#### [Task objective]
Output every line of the data exactly as it appears.

#### [Data]
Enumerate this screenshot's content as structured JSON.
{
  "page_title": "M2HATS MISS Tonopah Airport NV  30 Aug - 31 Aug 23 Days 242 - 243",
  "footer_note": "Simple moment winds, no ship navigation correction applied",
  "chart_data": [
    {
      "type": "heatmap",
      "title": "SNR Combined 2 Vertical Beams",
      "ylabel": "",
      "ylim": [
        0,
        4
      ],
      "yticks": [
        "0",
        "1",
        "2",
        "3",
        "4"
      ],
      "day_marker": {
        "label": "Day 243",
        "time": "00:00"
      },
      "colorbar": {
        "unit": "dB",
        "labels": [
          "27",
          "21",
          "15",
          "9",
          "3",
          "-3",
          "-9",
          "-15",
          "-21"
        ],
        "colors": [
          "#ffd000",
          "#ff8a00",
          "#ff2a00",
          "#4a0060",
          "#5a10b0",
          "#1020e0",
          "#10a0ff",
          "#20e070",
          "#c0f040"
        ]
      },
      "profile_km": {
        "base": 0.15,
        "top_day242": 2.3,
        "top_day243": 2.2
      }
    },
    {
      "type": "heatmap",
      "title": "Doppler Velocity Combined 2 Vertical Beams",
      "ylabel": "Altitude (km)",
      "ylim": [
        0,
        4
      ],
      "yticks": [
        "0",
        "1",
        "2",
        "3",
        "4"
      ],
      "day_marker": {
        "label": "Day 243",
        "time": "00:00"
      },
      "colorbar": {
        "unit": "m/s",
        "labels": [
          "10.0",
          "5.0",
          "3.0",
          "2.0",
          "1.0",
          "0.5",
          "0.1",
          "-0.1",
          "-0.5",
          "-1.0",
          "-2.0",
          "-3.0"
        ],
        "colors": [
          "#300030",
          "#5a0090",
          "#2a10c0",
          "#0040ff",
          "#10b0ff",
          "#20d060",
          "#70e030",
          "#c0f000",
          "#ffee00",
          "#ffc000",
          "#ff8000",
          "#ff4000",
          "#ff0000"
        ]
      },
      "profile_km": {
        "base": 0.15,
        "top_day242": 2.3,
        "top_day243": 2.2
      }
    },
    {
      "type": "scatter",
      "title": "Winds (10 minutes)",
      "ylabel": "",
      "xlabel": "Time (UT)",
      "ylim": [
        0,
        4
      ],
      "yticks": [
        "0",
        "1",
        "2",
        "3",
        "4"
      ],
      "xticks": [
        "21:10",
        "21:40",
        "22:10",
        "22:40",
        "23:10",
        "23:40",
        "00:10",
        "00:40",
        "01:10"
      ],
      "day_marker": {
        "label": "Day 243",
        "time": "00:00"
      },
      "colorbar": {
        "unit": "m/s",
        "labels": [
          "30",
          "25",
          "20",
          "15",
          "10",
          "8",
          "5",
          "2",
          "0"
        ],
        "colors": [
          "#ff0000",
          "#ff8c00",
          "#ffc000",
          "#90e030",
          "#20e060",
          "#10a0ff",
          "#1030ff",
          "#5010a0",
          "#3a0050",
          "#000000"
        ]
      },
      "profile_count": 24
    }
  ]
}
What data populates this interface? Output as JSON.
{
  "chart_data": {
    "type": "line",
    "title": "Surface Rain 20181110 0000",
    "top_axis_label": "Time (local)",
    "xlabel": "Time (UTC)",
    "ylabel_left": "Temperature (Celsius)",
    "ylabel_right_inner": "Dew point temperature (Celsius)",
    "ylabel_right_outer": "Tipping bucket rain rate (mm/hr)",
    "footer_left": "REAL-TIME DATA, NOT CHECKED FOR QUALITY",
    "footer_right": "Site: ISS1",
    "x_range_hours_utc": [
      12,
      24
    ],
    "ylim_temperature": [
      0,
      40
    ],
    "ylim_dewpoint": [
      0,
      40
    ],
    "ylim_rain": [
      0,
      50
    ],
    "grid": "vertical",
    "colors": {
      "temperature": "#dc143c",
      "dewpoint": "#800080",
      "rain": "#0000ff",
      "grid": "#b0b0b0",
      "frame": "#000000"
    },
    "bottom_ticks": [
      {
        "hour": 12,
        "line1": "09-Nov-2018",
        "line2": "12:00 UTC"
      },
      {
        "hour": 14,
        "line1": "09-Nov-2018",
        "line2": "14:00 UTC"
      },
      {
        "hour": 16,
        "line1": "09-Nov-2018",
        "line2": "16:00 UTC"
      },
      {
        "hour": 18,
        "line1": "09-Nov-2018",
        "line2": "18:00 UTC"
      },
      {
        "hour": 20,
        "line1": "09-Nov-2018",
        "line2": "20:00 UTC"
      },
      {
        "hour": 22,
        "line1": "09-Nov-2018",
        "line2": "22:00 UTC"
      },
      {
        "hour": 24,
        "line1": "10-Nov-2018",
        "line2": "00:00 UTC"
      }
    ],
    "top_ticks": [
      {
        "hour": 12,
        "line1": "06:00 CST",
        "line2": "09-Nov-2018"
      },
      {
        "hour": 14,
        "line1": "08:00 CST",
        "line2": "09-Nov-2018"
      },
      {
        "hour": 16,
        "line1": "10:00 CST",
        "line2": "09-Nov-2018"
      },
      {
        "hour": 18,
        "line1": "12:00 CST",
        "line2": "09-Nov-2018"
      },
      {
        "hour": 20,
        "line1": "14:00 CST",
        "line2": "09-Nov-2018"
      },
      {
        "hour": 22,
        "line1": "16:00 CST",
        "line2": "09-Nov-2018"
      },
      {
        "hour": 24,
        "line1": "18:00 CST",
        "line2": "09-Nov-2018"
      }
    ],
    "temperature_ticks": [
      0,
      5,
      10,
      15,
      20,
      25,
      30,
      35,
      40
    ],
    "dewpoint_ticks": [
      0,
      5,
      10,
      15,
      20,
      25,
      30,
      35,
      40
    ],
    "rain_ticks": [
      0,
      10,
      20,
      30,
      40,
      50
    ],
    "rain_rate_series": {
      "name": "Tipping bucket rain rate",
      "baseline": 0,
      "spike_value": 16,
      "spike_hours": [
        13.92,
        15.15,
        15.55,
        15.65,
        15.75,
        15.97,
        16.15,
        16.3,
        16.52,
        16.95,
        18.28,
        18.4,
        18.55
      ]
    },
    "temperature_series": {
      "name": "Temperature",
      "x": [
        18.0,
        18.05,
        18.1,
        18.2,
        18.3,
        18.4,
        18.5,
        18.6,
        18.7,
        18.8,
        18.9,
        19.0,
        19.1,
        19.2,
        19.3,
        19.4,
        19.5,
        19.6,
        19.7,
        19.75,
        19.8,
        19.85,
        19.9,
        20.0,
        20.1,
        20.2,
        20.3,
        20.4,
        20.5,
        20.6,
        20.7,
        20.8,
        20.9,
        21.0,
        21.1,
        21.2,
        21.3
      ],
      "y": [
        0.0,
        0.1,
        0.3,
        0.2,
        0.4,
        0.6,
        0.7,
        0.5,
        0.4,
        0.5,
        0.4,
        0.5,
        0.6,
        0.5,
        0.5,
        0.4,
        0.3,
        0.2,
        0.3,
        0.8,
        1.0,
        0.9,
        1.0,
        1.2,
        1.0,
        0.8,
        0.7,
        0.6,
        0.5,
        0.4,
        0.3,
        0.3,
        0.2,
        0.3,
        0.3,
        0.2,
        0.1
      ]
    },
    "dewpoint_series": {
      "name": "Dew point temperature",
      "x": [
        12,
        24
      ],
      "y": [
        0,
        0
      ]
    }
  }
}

#### [Answer to the task]
Enumerate this screenshot's content as structured JSON.
{
  "page_title": "M2HATS MISS Tonopah Airport NV  30 Aug - 31 Aug 23 Days 242 - 243",
  "footer_note": "Simple moment winds, no ship navigation correction applied",
  "chart_data": [
    {
      "type": "heatmap",
      "title": "SNR Combined 2 Vertical Beams",
      "ylabel": "",
      "ylim": [
        0,
        4
      ],
      "yticks": [
        "0",
        "1",
        "2",
        "3",
        "4"
      ],
      "day_marker": {
        "label": "Day 243",
        "time": "00:00"
      },
      "colorbar": {
        "unit": "dB",
        "labels": [
          "27",
          "21",
          "15",
          "9",
          "3",
          "-3",
          "-9",
          "-15",
          "-21"
        ],
        "colors": [
          "#ffd000",
          "#ff8a00",
          "#ff2a00",
          "#4a0060",
          "#5a10b0",
          "#1020e0",
          "#10a0ff",
          "#20e070",
          "#c0f040"
        ]
      },
      "profile_km": {
        "base": 0.15,
        "top_day242": 2.3,
        "top_day243": 2.2
      }
    },
    {
      "type": "heatmap",
      "title": "Doppler Velocity Combined 2 Vertical Beams",
      "ylabel": "Altitude (km)",
      "ylim": [
        0,
        4
      ],
      "yticks": [
        "0",
        "1",
        "2",
        "3",
        "4"
      ],
      "day_marker": {
        "label": "Day 243",
        "time": "00:00"
      },
      "colorbar": {
        "unit": "m/s",
        "labels": [
          "10.0",
          "5.0",
          "3.0",
          "2.0",
          "1.0",
          "0.5",
          "0.1",
          "-0.1",
          "-0.5",
          "-1.0",
          "-2.0",
          "-3.0"
        ],
        "colors": [
          "#300030",
          "#5a0090",
          "#2a10c0",
          "#0040ff",
          "#10b0ff",
          "#20d060",
          "#70e030",
          "#c0f000",
          "#ffee00",
          "#ffc000",
          "#ff8000",
          "#ff4000",
          "#ff0000"
        ]
      },
      "profile_km": {
        "base": 0.15,
        "top_day242": 2.3,
        "top_day243": 2.2
      }
    },
    {
      "type": "scatter",
      "title": "Winds (10 minutes)",
      "ylabel": "",
      "xlabel": "Time (UT)",
      "ylim": [
        0,
        4
      ],
      "yticks": [
        "0",
        "1",
        "2",
        "3",
        "4"
      ],
      "xticks": [
        "21:10",
        "21:40",
        "22:10",
        "22:40",
        "23:10",
        "23:40",
        "00:10",
        "00:40",
        "01:10"
      ],
      "day_marker": {
        "label": "Day 243",
        "time": "00:00"
      },
      "colorbar": {
        "unit": "m/s",
        "labels": [
          "30",
          "25",
          "20",
          "15",
          "10",
          "8",
          "5",
          "2",
          "0"
        ],
        "colors": [
          "#ff0000",
          "#ff8c00",
          "#ffc000",
          "#90e030",
          "#20e060",
          "#10a0ff",
          "#1030ff",
          "#5010a0",
          "#3a0050",
          "#000000"
        ]
      },
      "profile_count": 24
    }
  ]
}
What data populates this interface? Output as JSON.
{
  "chart_data": {
    "type": "line",
    "title": "Surface Rain 20181110 0000",
    "top_axis_label": "Time (local)",
    "xlabel": "Time (UTC)",
    "ylabel_left": "Temperature (Celsius)",
    "ylabel_right_inner": "Dew point temperature (Celsius)",
    "ylabel_right_outer": "Tipping bucket rain rate (mm/hr)",
    "footer_left": "REAL-TIME DATA, NOT CHECKED FOR QUALITY",
    "footer_right": "Site: ISS1",
    "x_range_hours_utc": [
      12,
      24
    ],
    "ylim_temperature": [
      0,
      40
    ],
    "ylim_dewpoint": [
      0,
      40
    ],
    "ylim_rain": [
      0,
      50
    ],
    "grid": "vertical",
    "colors": {
      "temperature": "#dc143c",
      "dewpoint": "#800080",
      "rain": "#0000ff",
      "grid": "#b0b0b0",
      "frame": "#000000"
    },
    "bottom_ticks": [
      {
        "hour": 12,
        "line1": "09-Nov-2018",
        "line2": "12:00 UTC"
      },
      {
        "hour": 14,
        "line1": "09-Nov-2018",
        "line2": "14:00 UTC"
      },
      {
        "hour": 16,
        "line1": "09-Nov-2018",
        "line2": "16:00 UTC"
      },
      {
        "hour": 18,
        "line1": "09-Nov-2018",
        "line2": "18:00 UTC"
      },
      {
        "hour": 20,
        "line1": "09-Nov-2018",
        "line2": "20:00 UTC"
      },
      {
        "hour": 22,
        "line1": "09-Nov-2018",
        "line2": "22:00 UTC"
      },
      {
        "hour": 24,
        "line1": "10-Nov-2018",
        "line2": "00:00 UTC"
      }
    ],
    "top_ticks": [
      {
        "hour": 12,
        "line1": "06:00 CST",
        "line2": "09-Nov-2018"
      },
      {
        "hour": 14,
        "line1": "08:00 CST",
        "line2": "09-Nov-2018"
      },
      {
        "hour": 16,
        "line1": "10:00 CST",
        "line2": "09-Nov-2018"
      },
      {
        "hour": 18,
        "line1": "12:00 CST",
        "line2": "09-Nov-2018"
      },
      {
        "hour": 20,
        "line1": "14:00 CST",
        "line2": "09-Nov-2018"
      },
      {
        "hour": 22,
        "line1": "16:00 CST",
        "line2": "09-Nov-2018"
      },
      {
        "hour": 24,
        "line1": "18:00 CST",
        "line2": "09-Nov-2018"
      }
    ],
    "temperature_ticks": [
      0,
      5,
      10,
      15,
      20,
      25,
      30,
      35,
      40
    ],
    "dewpoint_ticks": [
      0,
      5,
      10,
      15,
      20,
      25,
      30,
      35,
      40
    ],
    "rain_ticks": [
      0,
      10,
      20,
      30,
      40,
      50
    ],
    "rain_rate_series": {
      "name": "Tipping bucket rain rate",
      "baseline": 0,
      "spike_value": 16,
      "spike_hours": [
        13.92,
        15.15,
        15.55,
        15.65,
        15.75,
        15.97,
        16.15,
        16.3,
        16.52,
        16.95,
        18.28,
        18.4,
        18.55
      ]
    },
    "temperature_series": {
      "name": "Temperature",
      "x": [
        18.0,
        18.05,
        18.1,
        18.2,
        18.3,
        18.4,
        18.5,
        18.6,
        18.7,
        18.8,
        18.9,
        19.0,
        19.1,
        19.2,
        19.3,
        19.4,
        19.5,
        19.6,
        19.7,
        19.75,
        19.8,
        19.85,
        19.9,
        20.0,
        20.1,
        20.2,
        20.3,
        20.4,
        20.5,
        20.6,
        20.7,
        20.8,
        20.9,
        21.0,
        21.1,
        21.2,
        21.3
      ],
      "y": [
        0.0,
        0.1,
        0.3,
        0.2,
        0.4,
        0.6,
        0.7,
        0.5,
        0.4,
        0.5,
        0.4,
        0.5,
        0.6,
        0.5,
        0.5,
        0.4,
        0.3,
        0.2,
        0.3,
        0.8,
        1.0,
        0.9,
        1.0,
        1.2,
        1.0,
        0.8,
        0.7,
        0.6,
        0.5,
        0.4,
        0.3,
        0.3,
        0.2,
        0.3,
        0.3,
        0.2,
        0.1
      ]
    },
    "dewpoint_series": {
      "name": "Dew point temperature",
      "x": [
        12,
        24
      ],
      "y": [
        0,
        0
      ]
    }
  }
}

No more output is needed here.